━━━ Source records ━━━

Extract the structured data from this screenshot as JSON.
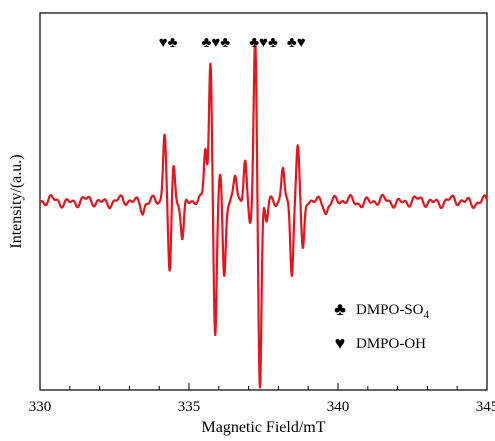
{
  "chart_data": {
    "type": "line",
    "xlabel": "Magnetic Field/mT",
    "ylabel": "Intensity/(a.u.)",
    "xlim": [
      330,
      345
    ],
    "ylim": [
      0,
      1
    ],
    "xticks": [
      "330",
      "335",
      "340",
      "345"
    ],
    "grid": false,
    "color": "#e8141b",
    "peak_markers": [
      {
        "x": 334.3,
        "text": "♥♣"
      },
      {
        "x": 335.9,
        "text": "♣♥♣"
      },
      {
        "x": 337.5,
        "text": "♣♥♣"
      },
      {
        "x": 338.6,
        "text": "♣♥"
      }
    ],
    "legend": {
      "position": "bottom-right",
      "items": [
        {
          "symbol": "♣",
          "label": "DMPO-SO",
          "sub": "4"
        },
        {
          "symbol": "♥",
          "label": "DMPO-OH",
          "sub": ""
        }
      ]
    },
    "series": [
      {
        "baseline": 0.5,
        "noise_amplitude": 0.015,
        "peaks": [
          {
            "x": 334.18,
            "amp": 0.18
          },
          {
            "x": 334.35,
            "amp": -0.2
          },
          {
            "x": 334.48,
            "amp": 0.11
          },
          {
            "x": 334.78,
            "amp": -0.1
          },
          {
            "x": 335.55,
            "amp": 0.14
          },
          {
            "x": 335.72,
            "amp": 0.38
          },
          {
            "x": 335.88,
            "amp": -0.36
          },
          {
            "x": 336.05,
            "amp": 0.08
          },
          {
            "x": 336.18,
            "amp": -0.2
          },
          {
            "x": 336.55,
            "amp": 0.06
          },
          {
            "x": 336.88,
            "amp": 0.12
          },
          {
            "x": 337.05,
            "amp": -0.06
          },
          {
            "x": 337.22,
            "amp": 0.43
          },
          {
            "x": 337.38,
            "amp": -0.48
          },
          {
            "x": 337.6,
            "amp": -0.06
          },
          {
            "x": 338.15,
            "amp": 0.09
          },
          {
            "x": 338.45,
            "amp": -0.18
          },
          {
            "x": 338.65,
            "amp": 0.15
          },
          {
            "x": 338.82,
            "amp": -0.14
          },
          {
            "x": 333.45,
            "amp": -0.02
          },
          {
            "x": 339.6,
            "amp": -0.025
          }
        ]
      }
    ]
  }
}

━━━

# Work to complete:
Write out the entries again, exactly as given, skipping any images.

# Task answer:
Extract the structured data from this screenshot as JSON.
{
  "chart_data": {
    "type": "line",
    "xlabel": "Magnetic Field/mT",
    "ylabel": "Intensity/(a.u.)",
    "xlim": [
      330,
      345
    ],
    "ylim": [
      0,
      1
    ],
    "xticks": [
      "330",
      "335",
      "340",
      "345"
    ],
    "grid": false,
    "color": "#e8141b",
    "peak_markers": [
      {
        "x": 334.3,
        "text": "♥♣"
      },
      {
        "x": 335.9,
        "text": "♣♥♣"
      },
      {
        "x": 337.5,
        "text": "♣♥♣"
      },
      {
        "x": 338.6,
        "text": "♣♥"
      }
    ],
    "legend": {
      "position": "bottom-right",
      "items": [
        {
          "symbol": "♣",
          "label": "DMPO-SO",
          "sub": "4"
        },
        {
          "symbol": "♥",
          "label": "DMPO-OH",
          "sub": ""
        }
      ]
    },
    "series": [
      {
        "baseline": 0.5,
        "noise_amplitude": 0.015,
        "peaks": [
          {
            "x": 334.18,
            "amp": 0.18
          },
          {
            "x": 334.35,
            "amp": -0.2
          },
          {
            "x": 334.48,
            "amp": 0.11
          },
          {
            "x": 334.78,
            "amp": -0.1
          },
          {
            "x": 335.55,
            "amp": 0.14
          },
          {
            "x": 335.72,
            "amp": 0.38
          },
          {
            "x": 335.88,
            "amp": -0.36
          },
          {
            "x": 336.05,
            "amp": 0.08
          },
          {
            "x": 336.18,
            "amp": -0.2
          },
          {
            "x": 336.55,
            "amp": 0.06
          },
          {
            "x": 336.88,
            "amp": 0.12
          },
          {
            "x": 337.05,
            "amp": -0.06
          },
          {
            "x": 337.22,
            "amp": 0.43
          },
          {
            "x": 337.38,
            "amp": -0.48
          },
          {
            "x": 337.6,
            "amp": -0.06
          },
          {
            "x": 338.15,
            "amp": 0.09
          },
          {
            "x": 338.45,
            "amp": -0.18
          },
          {
            "x": 338.65,
            "amp": 0.15
          },
          {
            "x": 338.82,
            "amp": -0.14
          },
          {
            "x": 333.45,
            "amp": -0.02
          },
          {
            "x": 339.6,
            "amp": -0.025
          }
        ]
      }
    ]
  }
}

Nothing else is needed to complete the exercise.